**Task details**
Extract each line of the records below that contains the word "from".

**Provided records**
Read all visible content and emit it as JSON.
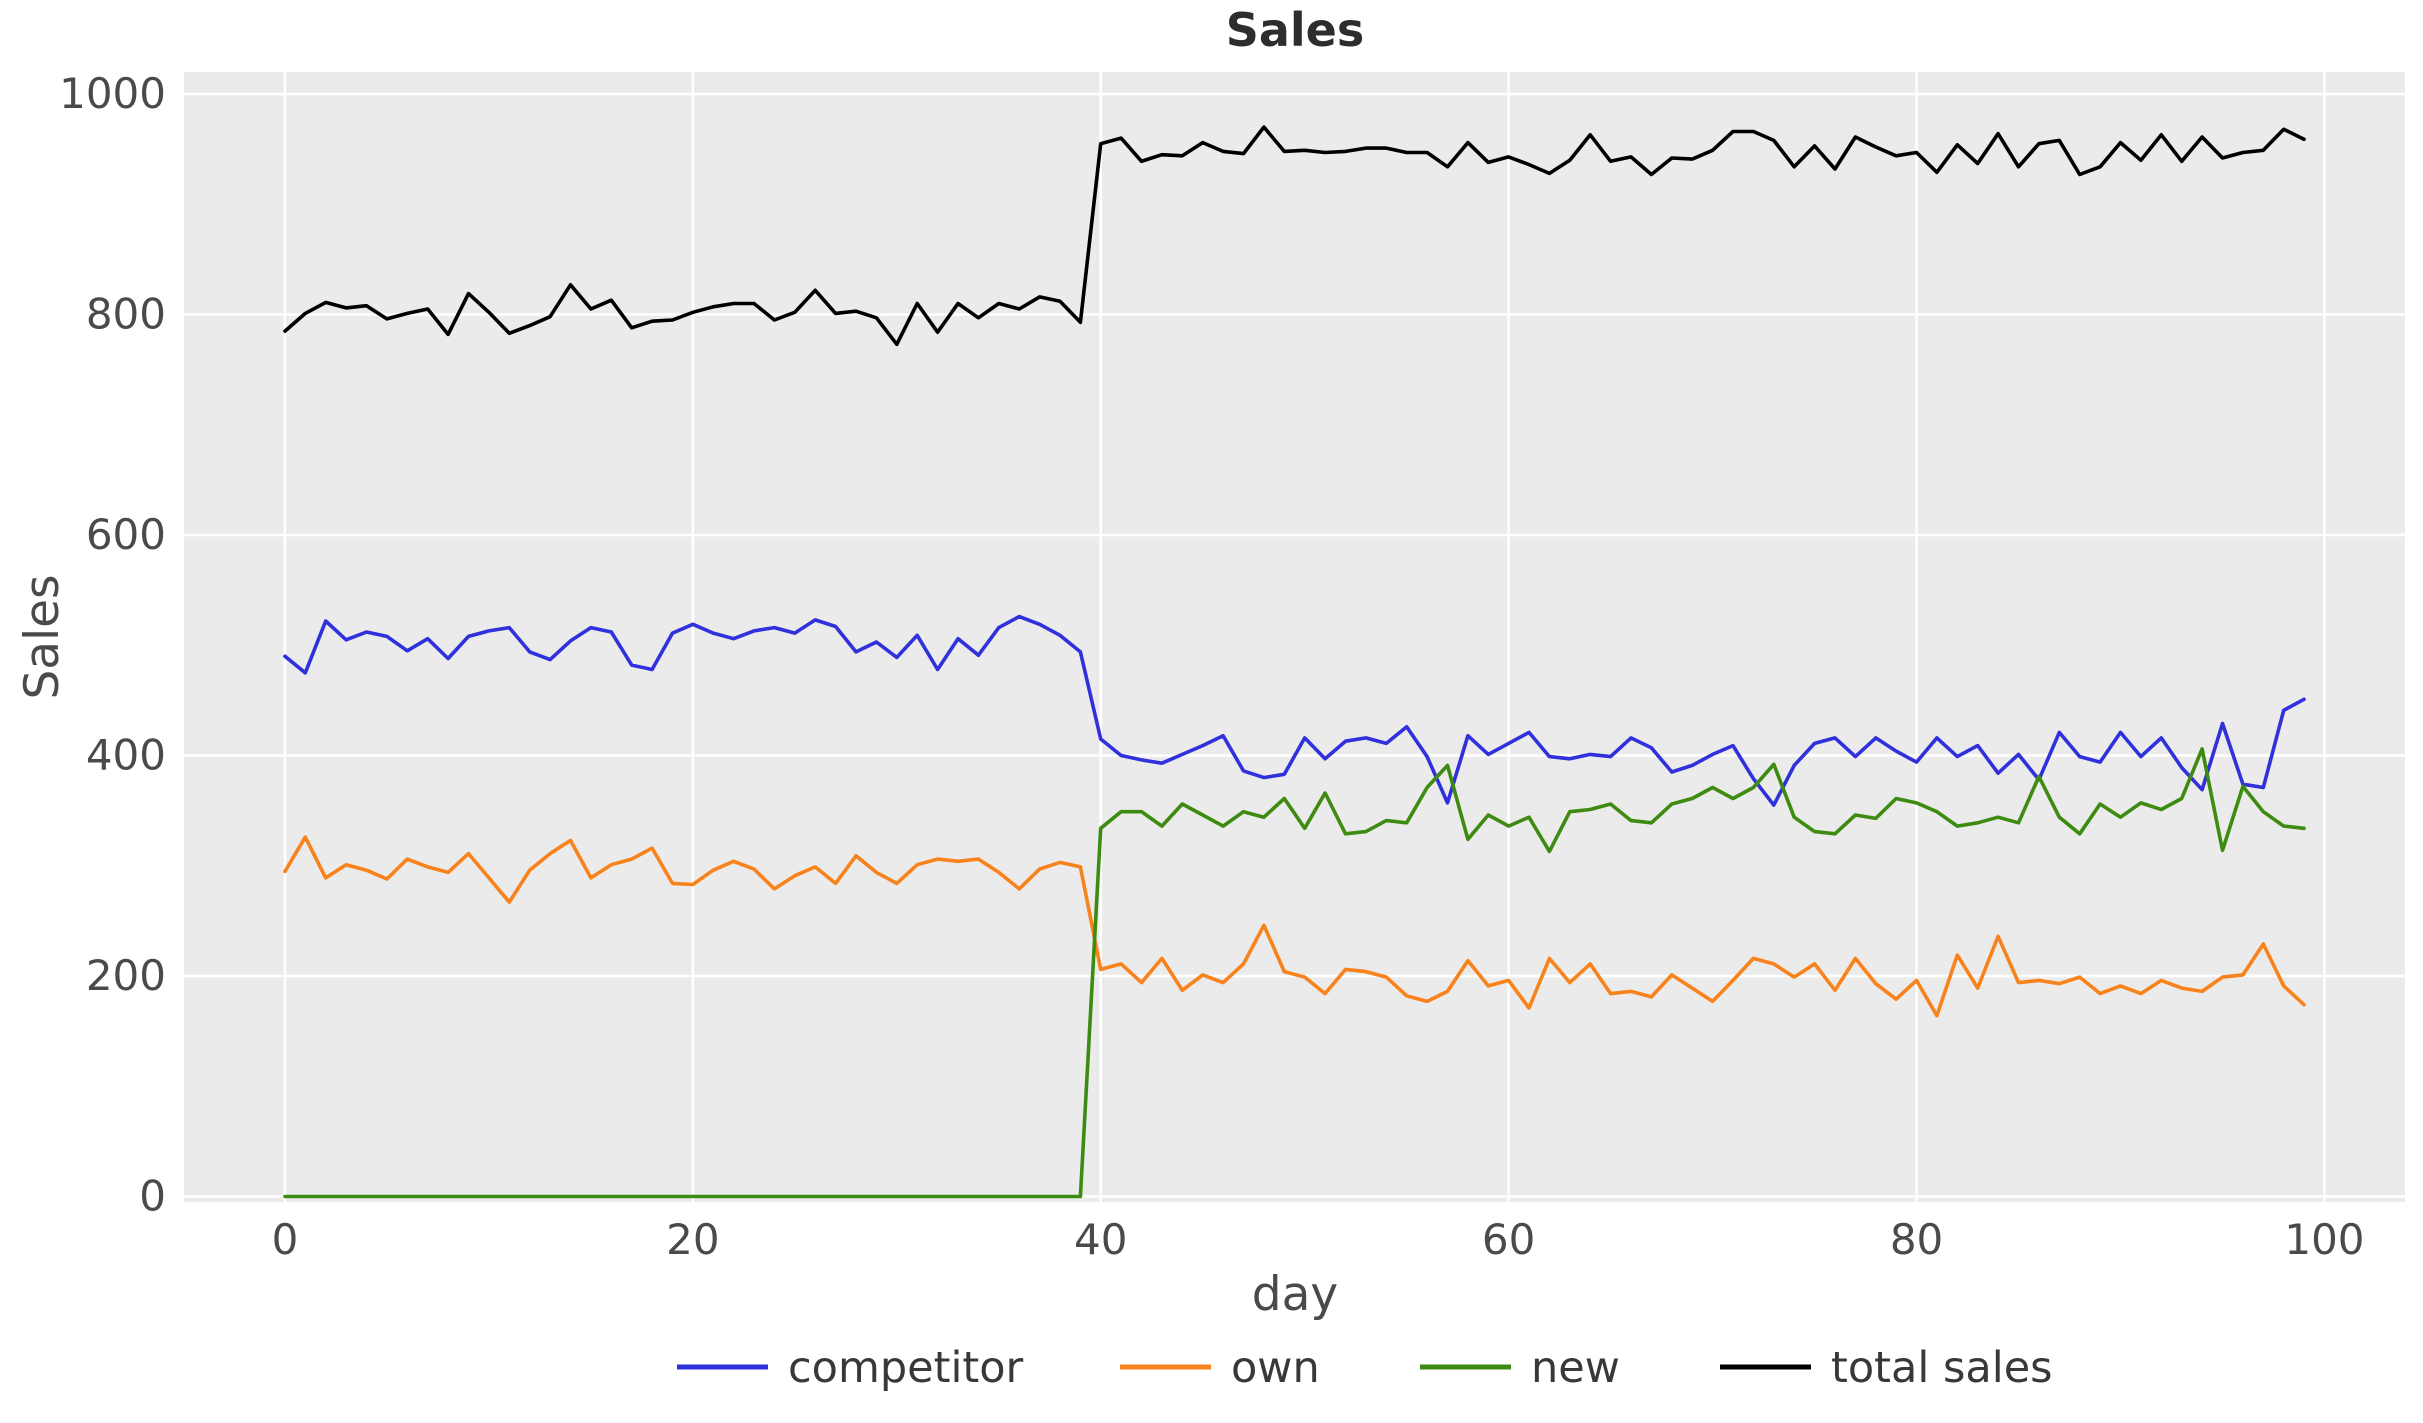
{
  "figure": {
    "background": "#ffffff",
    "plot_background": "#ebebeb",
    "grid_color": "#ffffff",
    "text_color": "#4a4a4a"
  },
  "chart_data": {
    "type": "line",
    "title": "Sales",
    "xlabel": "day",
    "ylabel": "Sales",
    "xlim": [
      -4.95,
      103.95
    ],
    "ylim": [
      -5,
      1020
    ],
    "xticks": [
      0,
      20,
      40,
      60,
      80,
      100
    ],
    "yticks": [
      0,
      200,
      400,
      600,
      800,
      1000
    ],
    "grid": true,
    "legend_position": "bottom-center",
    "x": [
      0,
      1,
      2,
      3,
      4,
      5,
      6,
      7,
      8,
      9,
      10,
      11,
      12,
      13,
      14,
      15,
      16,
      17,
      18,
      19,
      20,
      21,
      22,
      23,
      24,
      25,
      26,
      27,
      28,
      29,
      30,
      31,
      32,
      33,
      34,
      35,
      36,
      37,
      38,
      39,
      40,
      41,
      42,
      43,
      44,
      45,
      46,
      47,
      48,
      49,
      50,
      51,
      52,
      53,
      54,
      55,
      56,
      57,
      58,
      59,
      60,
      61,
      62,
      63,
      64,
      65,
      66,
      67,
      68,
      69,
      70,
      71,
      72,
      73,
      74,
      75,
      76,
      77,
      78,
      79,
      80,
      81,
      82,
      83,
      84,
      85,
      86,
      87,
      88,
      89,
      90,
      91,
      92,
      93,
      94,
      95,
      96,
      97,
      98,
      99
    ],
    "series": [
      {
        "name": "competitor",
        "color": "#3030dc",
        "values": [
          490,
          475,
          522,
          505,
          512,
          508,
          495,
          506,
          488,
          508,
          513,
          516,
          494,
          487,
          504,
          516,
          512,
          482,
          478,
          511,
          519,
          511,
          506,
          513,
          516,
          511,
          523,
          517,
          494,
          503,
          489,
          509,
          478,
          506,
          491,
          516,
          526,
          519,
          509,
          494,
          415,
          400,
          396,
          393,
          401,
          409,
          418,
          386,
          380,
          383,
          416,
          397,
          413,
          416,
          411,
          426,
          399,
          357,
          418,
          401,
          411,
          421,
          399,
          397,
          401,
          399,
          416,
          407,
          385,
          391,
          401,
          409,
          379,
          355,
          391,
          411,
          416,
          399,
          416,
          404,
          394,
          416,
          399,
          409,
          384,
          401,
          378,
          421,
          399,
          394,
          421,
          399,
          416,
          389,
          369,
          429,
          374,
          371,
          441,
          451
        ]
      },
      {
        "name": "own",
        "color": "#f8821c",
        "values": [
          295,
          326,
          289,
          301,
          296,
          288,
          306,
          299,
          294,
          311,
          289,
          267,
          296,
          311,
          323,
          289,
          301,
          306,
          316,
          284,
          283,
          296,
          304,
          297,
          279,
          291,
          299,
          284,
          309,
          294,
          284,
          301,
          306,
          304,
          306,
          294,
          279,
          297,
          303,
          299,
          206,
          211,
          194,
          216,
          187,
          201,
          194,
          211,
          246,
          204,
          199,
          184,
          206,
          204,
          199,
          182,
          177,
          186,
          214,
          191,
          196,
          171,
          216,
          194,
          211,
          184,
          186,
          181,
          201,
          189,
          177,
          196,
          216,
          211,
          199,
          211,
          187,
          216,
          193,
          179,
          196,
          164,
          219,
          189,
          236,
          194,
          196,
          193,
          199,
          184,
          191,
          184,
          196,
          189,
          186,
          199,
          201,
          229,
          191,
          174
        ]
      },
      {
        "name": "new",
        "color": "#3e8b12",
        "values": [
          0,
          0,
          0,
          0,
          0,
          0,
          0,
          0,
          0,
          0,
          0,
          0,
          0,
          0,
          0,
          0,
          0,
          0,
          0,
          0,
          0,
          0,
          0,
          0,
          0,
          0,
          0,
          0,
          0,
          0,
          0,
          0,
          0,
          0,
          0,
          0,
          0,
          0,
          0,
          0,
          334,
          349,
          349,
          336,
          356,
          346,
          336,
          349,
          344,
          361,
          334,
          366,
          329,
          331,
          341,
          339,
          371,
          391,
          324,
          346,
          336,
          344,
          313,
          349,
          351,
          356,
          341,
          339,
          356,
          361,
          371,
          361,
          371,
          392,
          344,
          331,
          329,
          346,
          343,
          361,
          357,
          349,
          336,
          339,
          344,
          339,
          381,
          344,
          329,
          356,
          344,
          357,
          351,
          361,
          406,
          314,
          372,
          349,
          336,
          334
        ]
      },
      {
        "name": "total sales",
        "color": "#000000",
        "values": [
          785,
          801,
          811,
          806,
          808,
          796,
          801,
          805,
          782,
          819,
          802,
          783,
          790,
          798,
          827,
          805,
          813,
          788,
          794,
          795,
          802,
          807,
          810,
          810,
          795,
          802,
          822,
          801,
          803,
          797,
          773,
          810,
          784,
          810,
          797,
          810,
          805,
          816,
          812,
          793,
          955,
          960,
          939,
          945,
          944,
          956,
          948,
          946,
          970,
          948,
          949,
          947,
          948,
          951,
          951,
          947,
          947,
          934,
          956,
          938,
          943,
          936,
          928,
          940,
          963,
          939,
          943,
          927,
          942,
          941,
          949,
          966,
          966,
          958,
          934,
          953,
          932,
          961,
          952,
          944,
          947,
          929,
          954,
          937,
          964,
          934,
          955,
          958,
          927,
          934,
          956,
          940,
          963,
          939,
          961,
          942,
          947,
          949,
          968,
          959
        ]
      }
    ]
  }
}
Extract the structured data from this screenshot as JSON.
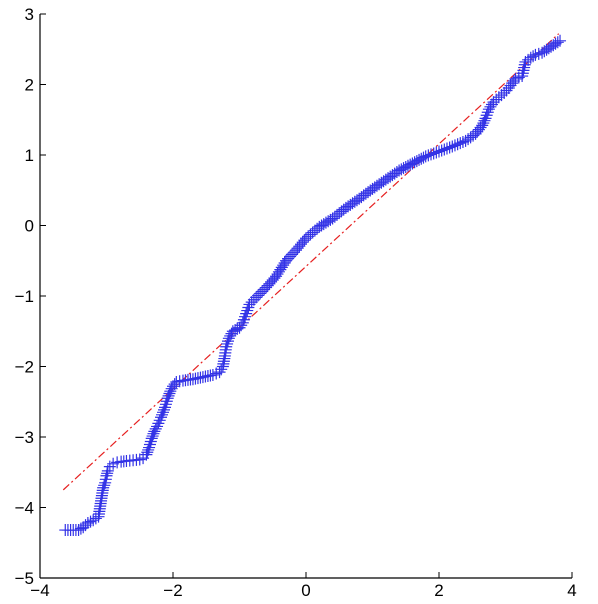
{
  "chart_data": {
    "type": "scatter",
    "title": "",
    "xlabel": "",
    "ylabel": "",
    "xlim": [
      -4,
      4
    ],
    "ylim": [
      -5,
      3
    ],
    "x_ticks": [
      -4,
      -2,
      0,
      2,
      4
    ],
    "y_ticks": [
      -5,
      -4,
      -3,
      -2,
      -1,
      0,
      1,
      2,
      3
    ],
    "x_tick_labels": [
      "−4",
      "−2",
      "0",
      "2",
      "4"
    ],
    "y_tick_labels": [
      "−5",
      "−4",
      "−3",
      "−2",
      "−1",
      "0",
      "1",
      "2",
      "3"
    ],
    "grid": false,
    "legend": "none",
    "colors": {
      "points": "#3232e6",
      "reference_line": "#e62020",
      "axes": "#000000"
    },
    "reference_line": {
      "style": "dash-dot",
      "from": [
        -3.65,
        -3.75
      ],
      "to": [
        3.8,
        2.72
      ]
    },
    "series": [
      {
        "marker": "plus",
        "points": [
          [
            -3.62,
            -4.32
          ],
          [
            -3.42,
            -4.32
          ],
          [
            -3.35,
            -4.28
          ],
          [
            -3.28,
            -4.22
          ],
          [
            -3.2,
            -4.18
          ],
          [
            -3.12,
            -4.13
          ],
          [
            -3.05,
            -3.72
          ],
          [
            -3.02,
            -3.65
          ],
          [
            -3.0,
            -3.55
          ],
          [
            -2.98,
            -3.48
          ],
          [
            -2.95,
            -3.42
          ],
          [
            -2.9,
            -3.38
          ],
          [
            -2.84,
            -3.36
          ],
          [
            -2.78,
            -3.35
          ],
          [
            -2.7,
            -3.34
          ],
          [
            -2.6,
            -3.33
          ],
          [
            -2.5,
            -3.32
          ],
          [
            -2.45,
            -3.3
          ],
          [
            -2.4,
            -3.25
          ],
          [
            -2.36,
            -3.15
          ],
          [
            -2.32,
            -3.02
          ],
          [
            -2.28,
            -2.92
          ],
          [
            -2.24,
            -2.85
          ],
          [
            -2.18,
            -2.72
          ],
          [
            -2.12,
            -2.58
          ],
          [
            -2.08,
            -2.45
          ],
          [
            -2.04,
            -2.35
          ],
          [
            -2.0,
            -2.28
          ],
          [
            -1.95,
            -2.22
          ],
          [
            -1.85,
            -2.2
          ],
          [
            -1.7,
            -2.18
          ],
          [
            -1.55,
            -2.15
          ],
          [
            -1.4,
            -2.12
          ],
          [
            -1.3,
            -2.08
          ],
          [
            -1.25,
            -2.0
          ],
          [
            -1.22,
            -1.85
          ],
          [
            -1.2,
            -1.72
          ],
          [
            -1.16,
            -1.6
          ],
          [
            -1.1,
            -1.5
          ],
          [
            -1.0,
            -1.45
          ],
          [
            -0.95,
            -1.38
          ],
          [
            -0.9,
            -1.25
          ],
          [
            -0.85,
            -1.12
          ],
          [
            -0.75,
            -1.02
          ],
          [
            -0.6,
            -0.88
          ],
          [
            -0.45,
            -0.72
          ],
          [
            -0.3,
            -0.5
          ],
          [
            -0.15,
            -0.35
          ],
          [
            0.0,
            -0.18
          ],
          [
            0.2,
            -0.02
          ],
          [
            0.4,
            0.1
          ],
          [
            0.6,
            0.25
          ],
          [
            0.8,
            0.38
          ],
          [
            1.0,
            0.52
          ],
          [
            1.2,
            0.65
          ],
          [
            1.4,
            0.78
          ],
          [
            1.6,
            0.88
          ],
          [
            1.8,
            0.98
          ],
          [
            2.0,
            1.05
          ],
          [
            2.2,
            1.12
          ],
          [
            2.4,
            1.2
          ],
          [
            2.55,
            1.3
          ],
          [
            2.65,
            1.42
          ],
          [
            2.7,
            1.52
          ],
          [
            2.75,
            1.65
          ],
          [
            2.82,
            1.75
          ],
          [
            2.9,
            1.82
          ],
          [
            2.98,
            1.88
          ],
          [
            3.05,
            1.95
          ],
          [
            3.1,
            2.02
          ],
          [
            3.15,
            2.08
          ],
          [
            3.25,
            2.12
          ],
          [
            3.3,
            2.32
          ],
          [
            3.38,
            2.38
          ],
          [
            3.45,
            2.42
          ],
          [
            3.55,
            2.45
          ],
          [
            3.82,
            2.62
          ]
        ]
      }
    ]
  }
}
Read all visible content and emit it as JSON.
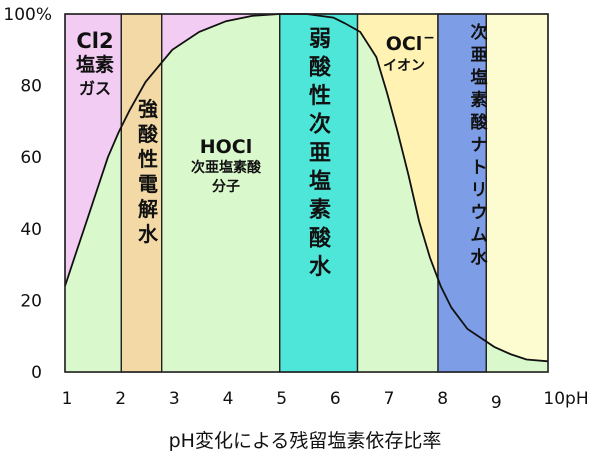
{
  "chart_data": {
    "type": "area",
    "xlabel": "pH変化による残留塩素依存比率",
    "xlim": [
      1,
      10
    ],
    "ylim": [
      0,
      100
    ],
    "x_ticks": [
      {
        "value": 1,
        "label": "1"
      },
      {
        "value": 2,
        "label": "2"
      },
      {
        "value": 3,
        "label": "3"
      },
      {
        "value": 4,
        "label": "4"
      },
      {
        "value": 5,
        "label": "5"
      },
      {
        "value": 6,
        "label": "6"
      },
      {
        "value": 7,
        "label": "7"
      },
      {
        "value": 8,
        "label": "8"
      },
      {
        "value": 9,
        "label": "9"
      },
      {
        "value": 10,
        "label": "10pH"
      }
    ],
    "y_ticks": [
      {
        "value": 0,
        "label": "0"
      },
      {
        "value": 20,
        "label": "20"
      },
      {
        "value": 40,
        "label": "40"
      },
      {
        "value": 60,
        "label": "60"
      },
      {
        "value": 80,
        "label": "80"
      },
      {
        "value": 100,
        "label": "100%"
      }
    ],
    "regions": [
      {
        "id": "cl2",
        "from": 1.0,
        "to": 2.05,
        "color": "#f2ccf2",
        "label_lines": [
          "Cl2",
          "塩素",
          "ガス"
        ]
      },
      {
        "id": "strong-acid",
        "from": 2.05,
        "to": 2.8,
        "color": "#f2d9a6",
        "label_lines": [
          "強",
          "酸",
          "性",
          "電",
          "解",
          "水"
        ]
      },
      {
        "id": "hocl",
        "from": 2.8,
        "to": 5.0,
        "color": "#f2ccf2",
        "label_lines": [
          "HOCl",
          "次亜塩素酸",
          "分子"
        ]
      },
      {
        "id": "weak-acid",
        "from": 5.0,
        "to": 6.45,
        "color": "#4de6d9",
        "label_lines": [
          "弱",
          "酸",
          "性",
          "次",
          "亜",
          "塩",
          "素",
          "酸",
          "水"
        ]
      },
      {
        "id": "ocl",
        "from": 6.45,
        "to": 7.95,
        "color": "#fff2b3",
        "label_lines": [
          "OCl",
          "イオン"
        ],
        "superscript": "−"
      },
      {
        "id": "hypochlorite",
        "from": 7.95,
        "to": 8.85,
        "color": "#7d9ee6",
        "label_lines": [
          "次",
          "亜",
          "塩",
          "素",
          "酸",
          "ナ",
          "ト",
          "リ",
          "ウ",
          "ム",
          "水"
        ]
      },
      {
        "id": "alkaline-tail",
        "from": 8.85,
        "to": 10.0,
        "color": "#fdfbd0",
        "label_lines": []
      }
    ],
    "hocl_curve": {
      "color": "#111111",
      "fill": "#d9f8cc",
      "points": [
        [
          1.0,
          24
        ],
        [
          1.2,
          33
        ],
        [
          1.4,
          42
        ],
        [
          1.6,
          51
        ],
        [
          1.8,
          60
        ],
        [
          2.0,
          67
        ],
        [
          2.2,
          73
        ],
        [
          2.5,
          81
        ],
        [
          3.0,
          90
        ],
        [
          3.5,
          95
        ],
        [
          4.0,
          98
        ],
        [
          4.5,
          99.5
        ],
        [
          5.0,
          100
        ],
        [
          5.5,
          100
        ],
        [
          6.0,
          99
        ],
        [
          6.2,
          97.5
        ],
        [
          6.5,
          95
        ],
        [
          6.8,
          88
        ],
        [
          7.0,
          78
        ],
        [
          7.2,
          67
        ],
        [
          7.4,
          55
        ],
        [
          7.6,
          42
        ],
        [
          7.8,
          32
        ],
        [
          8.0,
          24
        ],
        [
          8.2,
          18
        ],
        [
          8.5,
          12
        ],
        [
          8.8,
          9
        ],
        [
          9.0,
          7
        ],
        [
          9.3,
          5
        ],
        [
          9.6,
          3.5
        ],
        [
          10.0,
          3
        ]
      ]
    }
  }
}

**Full response**
Extract the structured data from this screenshot as JSON.
      "from": [
        "from": 1.0,
        "from": 2.05,
        "from": 2.8,
        "from": 5.0,
        "from": 6.45,
        "from": 7.95,
        "from": 8.85,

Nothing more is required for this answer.